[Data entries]
(begin)

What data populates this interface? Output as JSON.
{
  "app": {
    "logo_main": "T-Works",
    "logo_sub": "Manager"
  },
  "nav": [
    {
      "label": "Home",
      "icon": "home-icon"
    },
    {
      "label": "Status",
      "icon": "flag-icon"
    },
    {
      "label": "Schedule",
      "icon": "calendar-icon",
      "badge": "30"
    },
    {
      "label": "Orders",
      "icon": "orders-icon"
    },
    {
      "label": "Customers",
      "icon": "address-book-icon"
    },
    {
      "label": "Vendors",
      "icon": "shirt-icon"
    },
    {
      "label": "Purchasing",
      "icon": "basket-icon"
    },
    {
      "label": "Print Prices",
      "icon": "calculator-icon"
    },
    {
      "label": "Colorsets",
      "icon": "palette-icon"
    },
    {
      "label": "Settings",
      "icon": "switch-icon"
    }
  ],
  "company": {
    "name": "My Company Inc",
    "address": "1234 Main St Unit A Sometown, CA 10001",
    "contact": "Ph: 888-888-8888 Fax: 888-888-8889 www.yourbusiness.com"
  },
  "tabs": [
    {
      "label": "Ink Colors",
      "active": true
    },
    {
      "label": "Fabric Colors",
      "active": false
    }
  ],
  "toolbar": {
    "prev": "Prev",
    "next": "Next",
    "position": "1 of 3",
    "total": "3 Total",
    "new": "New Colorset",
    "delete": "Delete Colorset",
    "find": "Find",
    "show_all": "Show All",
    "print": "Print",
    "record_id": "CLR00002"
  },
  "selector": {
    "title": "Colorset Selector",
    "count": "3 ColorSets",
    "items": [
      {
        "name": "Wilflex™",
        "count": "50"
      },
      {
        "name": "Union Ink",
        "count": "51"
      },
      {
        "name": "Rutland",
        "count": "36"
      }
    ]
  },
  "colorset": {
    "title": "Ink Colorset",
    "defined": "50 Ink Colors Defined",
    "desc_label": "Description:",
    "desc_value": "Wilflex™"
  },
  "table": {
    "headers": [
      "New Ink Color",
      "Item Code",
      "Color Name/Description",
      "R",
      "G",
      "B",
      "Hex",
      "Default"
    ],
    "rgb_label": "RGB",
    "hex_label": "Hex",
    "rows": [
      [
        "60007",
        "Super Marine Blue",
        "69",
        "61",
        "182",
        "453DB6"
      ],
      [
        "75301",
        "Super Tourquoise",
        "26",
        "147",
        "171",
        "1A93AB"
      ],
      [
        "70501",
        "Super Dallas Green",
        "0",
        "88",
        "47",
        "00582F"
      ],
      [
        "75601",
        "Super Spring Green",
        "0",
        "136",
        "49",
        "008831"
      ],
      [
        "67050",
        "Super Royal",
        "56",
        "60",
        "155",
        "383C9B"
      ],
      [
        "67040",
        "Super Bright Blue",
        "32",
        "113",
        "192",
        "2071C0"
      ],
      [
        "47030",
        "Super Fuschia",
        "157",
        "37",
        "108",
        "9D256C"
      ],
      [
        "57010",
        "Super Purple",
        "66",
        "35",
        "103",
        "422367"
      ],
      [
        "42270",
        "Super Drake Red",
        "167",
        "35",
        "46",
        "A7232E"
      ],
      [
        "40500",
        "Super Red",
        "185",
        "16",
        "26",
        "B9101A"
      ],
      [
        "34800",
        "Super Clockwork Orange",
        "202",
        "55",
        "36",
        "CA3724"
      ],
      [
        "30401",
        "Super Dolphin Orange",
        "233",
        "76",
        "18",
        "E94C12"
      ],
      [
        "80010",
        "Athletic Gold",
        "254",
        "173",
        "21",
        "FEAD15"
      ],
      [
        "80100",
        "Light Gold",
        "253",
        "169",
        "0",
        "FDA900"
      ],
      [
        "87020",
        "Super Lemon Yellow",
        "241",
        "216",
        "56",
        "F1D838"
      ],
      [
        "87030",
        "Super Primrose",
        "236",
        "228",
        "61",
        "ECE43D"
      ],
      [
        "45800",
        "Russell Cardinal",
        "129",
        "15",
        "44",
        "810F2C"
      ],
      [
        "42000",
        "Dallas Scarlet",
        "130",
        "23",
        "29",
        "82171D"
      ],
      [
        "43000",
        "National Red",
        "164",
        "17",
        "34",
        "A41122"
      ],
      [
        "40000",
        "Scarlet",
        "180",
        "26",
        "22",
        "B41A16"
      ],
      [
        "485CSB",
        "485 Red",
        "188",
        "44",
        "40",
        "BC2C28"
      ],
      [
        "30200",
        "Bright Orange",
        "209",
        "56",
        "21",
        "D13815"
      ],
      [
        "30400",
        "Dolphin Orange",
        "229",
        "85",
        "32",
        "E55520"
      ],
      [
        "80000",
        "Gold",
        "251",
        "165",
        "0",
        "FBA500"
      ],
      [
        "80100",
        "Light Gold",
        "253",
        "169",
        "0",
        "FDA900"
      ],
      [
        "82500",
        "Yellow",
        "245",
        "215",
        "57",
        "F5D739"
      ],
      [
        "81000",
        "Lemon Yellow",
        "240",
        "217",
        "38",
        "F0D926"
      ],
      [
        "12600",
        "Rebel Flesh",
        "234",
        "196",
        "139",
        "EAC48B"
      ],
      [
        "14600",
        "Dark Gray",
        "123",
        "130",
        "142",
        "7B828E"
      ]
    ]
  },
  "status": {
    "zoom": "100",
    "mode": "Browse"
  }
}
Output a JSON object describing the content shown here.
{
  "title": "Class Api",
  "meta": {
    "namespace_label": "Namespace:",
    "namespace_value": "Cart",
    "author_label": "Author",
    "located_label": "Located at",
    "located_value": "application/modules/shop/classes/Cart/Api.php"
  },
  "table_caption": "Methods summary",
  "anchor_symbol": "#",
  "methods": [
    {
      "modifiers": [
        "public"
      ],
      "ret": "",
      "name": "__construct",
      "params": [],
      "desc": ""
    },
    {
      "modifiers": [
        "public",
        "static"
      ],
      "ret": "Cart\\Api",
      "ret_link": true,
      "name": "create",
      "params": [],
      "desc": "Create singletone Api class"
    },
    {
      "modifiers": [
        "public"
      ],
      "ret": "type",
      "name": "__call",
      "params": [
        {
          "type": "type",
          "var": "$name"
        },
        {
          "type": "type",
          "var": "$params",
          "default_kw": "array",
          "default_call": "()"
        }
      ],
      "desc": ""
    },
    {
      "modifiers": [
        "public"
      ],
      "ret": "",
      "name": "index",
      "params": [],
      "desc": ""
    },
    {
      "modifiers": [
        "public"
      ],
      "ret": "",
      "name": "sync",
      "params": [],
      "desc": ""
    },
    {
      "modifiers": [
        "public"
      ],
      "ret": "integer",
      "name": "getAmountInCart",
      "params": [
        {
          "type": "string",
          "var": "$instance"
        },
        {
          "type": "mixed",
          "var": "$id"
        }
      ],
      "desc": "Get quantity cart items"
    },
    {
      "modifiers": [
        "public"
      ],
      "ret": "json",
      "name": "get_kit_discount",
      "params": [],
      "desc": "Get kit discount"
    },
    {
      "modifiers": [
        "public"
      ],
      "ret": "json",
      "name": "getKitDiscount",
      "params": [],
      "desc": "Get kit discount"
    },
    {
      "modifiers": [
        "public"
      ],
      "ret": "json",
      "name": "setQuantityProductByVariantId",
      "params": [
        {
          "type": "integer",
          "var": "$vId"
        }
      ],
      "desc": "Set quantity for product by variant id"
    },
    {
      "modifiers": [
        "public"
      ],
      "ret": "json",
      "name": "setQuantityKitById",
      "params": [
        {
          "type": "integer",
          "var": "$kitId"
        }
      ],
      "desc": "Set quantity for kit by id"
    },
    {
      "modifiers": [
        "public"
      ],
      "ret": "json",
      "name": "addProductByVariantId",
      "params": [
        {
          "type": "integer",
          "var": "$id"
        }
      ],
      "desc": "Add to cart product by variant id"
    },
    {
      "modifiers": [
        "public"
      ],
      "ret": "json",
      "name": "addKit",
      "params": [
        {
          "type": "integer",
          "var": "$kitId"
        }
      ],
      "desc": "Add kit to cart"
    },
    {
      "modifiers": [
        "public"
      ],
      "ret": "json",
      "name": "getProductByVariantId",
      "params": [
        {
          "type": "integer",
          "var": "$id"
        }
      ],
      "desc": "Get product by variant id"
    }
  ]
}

(end)

* _Exercise goal_
Pull out every line in the material above where "Description" occurs.

* _Solution to the problem_
    "desc_label": "Description:",
      "Color Name/Description",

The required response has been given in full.